**Instrução da tarefa 1**
Reproduza palavra por palavra o trecho do texto fornecido. Comece nas palavras "A mãe escolheu" e pare depois de "punido com rigor.".
**Instrução da tarefa 2**
No caso real de divórcio relatado no texto fornecido, que prática a mãe cometeu do ponto de vista jurídico?

**Texto fornecido**
══════

Cresce o número de notícias sobre abuso sexual envolvendo crianças. Fiquei espantado ao ler, neste Comércio, semana passada, matéria sobre um adulto que confessou ter praticado abuso sexual em criança de tenra idade sob o fundamento de que ela o seduzia.
De fato, crimes sexuais são graves e geram danos de grande monta no psiquismo humano. E não se pode pensar que crimes sexuais envolvendo crianças é conduta recente. Aliás, recente é o conhecimento público, a partir da divulgação desse tipo de delito pela mídia.
Quero fixar-me, hoje, na frase do autor do delito reportado por este jornal: “a criança me seduziu!” Pode uma criança ter sexualidade? Pode uma criança seduzir um adulto? Que sentimento é esse já que na nossa sociedade sentir-se seduzido por uma criança é crime? Do ponto de vista do Direito, o que se analisa é a conduta do agente e se agiu com dolo ou culpa. Nos crimes sexuais verifica-se se o ato praticado encontra tipificação no Código Penal (livro que trata dos crimes em geral e das penas).
Em regra, se a conduta praticada está prevista no código, temos um crime. Só olharemos para a sanidade do ator do crime se ela vier a ser questionada e apurada através de laudo psiquiátrico, mas, mesmo assim, o Judiciário estará olhando para a conduta (ato) e o resultado danoso; e se o acusado tinha, ou não, consciência do ato praticado. Do ponto de vista psicanalítico, lado esquecido pelo Direito, é possível que um adulto tenha sentimento de desejo por uma criança, pois, todo ser humano é dotado de sexualidade e o inconsciente não tem, necessariamente, a mesma idade do biológico. Além disso, existe o termo pulsão, e na pulsão sexual está o problema do pedófilo. Não se trata da ‘criança’ propriamente dita, mas de um desejo por este objeto que aparece como criança. Freud, nos estudos da perversão, concluiu que pulsões sofrem resistência pela moral, vergonha, asco, e construções sociais da autoridade.
No caso específico da matéria jornalística não se tem dúvidas quanto à prática do delito. O próprio autor confessou, mas, recupero esse fato para questionar e para demonstrar que existem falsas memórias e fantasias próprias de crianças que estão chegando ao Judiciário como crime, quando, na verdade, não é. Explico. Caso real de divórcio. Um pai presente, amoroso, cumpridor de todas as suas obrigações. De repente, surge uma ‘denúncia’ de abuso sexual. Todos vão para delegacia e ao ‘ouvir’ a vítima, chega-se a conclusão de que houve a prática de crime.
A criança é submetida a psicólogos, oitivas com delegado etc. A conclusão é que se está diante de um pedófilo. Tempos depois, com o andamento do processo, laudos elaborados por profissionais com conhecimento aprofundado sobre o assunto, descobre-se conduta praticada pela mãe como forma de afastar os filhos do pai. Juridicamente falando, a mãe praticou ‘alienação parental’, ou seja, imputou um fato inexistente e fez com que os filhos acreditassem no abuso que nunca existiu, tudo para ‘punir’ o pai pelo fim do relacionamento.
A mãe escolheu punir o pai através dos filhos, esquecendo-se que está também punindo os filhos com possíveis danos irreparáveis. Saliento que há casos em que a criança, mesmo não tendo sido abusada, manifesta todos os sintomas, justamente por ‘acreditar’ que o fato aconteceu. Para a psicanálise, a sexualidade está relacionada ao sexo não como no Direito. No Direito pune-se a lascívia, a satisfação sexual não consentida, e, sexo com criança é crime punido com rigor.

══════

**Dados para análise**
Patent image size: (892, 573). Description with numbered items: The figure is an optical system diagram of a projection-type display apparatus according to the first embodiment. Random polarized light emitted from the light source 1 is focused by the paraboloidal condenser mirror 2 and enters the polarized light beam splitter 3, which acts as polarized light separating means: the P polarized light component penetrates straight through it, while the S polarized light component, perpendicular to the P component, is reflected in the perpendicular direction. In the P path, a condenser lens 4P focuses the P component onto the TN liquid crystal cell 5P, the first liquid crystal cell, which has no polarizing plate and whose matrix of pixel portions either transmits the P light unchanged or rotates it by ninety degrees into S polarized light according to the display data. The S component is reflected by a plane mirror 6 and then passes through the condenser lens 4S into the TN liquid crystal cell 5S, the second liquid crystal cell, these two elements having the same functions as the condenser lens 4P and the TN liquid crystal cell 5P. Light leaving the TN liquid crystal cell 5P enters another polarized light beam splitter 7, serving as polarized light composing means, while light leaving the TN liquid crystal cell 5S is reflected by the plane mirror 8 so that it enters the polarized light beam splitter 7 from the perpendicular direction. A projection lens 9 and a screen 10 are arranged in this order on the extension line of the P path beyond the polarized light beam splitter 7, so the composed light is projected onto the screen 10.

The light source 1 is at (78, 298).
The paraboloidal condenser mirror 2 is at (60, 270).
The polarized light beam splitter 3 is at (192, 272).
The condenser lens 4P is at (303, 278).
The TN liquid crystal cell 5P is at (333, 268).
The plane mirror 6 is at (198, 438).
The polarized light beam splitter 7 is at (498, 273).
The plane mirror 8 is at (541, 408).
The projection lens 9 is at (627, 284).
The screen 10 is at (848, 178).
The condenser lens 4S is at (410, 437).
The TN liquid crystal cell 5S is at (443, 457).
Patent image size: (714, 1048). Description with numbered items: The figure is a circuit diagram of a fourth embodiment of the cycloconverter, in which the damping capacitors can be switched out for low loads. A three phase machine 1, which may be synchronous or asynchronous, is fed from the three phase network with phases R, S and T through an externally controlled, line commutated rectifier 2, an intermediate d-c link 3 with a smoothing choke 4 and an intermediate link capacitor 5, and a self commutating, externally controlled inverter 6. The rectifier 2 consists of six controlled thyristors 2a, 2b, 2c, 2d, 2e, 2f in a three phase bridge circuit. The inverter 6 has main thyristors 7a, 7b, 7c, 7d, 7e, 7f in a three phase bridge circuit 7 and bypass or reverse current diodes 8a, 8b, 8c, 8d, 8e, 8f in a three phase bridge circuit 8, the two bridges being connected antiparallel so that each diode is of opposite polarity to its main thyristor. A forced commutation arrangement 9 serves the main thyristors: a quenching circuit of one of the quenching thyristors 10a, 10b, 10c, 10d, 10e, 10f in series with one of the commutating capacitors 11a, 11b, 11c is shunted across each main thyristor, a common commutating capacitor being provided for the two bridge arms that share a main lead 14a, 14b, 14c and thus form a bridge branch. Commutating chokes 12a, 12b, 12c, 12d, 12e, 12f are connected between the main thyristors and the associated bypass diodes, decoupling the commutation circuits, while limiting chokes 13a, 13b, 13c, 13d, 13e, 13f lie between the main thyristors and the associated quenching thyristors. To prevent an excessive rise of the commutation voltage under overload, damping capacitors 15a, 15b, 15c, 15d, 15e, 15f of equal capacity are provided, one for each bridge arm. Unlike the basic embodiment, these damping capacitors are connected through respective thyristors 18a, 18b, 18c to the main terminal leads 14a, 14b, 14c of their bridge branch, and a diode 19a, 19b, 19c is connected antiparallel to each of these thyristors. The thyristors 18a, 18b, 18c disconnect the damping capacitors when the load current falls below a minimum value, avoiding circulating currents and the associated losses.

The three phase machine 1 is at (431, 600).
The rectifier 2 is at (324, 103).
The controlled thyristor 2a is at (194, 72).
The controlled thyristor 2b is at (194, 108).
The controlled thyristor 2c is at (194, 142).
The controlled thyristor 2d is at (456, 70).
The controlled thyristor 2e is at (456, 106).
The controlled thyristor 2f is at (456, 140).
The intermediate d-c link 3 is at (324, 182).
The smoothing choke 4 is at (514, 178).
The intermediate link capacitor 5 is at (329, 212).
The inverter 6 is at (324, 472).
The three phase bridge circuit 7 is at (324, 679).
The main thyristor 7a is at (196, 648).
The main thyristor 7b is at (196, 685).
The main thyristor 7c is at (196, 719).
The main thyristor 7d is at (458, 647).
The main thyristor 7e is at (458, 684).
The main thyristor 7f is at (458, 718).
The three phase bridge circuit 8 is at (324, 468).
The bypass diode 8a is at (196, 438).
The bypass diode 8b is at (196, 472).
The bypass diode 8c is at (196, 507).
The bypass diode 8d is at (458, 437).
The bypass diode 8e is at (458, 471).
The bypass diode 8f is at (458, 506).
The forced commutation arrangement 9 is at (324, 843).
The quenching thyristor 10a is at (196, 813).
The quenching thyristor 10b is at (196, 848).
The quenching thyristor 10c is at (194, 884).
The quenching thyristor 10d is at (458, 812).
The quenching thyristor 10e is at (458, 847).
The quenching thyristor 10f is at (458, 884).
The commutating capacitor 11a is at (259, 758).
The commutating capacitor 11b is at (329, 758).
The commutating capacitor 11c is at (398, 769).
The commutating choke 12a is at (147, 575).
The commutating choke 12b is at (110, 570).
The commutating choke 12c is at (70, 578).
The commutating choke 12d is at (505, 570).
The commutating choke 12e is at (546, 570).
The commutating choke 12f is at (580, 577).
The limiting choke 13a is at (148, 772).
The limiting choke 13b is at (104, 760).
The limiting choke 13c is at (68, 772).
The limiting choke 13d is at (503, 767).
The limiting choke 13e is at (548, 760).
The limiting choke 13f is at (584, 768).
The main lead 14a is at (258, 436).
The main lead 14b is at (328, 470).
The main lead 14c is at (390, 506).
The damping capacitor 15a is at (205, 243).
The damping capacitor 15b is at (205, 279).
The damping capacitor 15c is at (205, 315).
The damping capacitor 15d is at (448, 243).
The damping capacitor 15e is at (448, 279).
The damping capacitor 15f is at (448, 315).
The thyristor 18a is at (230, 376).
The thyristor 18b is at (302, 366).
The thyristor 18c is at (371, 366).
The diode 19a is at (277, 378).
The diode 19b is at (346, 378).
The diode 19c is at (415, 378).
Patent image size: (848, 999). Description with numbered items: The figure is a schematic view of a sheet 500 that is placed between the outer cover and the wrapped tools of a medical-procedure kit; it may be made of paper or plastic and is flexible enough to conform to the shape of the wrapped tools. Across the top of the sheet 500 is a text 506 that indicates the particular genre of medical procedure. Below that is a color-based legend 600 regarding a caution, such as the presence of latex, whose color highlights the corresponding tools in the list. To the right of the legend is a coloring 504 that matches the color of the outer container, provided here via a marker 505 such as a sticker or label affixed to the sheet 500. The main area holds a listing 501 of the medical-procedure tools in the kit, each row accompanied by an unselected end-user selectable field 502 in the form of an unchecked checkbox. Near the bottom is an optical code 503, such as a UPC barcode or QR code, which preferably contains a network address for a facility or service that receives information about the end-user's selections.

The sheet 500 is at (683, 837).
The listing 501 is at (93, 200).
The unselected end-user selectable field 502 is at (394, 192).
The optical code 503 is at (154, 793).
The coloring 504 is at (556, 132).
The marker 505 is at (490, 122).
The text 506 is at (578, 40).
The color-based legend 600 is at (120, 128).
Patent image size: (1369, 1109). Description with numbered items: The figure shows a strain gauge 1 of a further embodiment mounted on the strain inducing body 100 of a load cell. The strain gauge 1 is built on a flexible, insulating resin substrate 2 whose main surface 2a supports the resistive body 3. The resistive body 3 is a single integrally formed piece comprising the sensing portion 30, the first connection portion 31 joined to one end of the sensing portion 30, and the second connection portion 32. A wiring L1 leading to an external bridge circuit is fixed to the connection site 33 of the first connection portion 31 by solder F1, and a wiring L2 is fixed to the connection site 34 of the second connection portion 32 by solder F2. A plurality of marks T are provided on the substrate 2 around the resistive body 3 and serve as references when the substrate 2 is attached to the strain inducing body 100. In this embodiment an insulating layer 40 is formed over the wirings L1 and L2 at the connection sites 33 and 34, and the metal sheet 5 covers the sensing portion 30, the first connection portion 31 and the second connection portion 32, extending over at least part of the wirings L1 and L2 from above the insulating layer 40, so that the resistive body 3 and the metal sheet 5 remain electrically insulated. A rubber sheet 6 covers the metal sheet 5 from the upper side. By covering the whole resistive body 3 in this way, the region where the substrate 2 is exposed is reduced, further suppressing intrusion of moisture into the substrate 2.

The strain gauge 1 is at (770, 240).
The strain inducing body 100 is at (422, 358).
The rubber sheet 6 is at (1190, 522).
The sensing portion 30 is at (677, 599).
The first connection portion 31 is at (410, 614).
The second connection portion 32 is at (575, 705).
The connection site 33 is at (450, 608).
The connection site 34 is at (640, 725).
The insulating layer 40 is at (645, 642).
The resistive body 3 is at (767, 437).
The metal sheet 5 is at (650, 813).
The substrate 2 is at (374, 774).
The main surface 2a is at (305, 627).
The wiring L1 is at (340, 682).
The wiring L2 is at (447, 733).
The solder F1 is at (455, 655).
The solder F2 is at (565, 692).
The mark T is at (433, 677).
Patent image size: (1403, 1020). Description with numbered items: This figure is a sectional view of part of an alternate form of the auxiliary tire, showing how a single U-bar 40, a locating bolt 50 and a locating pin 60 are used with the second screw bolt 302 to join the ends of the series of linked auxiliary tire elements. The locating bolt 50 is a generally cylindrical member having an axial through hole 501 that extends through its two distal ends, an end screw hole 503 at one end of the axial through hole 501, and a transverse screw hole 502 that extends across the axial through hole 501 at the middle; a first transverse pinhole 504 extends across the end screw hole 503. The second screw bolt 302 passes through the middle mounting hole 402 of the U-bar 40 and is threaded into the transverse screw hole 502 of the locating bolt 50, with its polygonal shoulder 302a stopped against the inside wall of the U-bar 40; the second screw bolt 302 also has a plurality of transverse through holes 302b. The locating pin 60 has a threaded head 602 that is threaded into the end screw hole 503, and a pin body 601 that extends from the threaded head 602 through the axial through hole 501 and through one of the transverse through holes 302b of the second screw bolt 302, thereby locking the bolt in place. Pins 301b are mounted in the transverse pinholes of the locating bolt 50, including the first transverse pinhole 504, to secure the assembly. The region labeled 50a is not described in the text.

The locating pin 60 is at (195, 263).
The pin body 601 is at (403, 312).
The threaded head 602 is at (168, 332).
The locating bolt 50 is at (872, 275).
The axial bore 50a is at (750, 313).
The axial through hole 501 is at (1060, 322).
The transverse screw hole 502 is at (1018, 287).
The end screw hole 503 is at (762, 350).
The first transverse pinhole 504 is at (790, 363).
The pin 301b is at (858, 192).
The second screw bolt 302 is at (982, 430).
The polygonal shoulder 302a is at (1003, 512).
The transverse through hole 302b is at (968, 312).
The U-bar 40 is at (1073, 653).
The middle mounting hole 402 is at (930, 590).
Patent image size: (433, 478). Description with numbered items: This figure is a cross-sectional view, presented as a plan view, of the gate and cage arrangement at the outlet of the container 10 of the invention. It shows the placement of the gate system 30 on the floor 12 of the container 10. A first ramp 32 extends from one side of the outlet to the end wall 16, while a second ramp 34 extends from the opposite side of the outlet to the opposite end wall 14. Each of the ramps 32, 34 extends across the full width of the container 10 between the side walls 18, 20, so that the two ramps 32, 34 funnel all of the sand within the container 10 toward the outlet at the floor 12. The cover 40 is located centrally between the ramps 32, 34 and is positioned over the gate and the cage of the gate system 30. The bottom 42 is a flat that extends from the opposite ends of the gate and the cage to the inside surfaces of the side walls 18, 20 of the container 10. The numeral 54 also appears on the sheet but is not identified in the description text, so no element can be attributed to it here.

══════

**Resultado da tarefa 1**
A mãe escolheu punir o pai através dos filhos, esquecendo-se que está também punindo os filhos com possíveis danos irreparáveis. Saliento que há casos em que a criança, mesmo não tendo sido abusada, manifesta todos os sintomas, justamente por ‘acreditar’ que o fato aconteceu. Para a psicanálise, a sexualidade está relacionada ao sexo não como no Direito. No Direito pune-se a lascívia, a satisfação sexual não consentida, e, sexo com criança é crime punido com rigor.

**Resultado da tarefa 2**
Do ponto de vista jurídico, a mãe praticou alienação parental.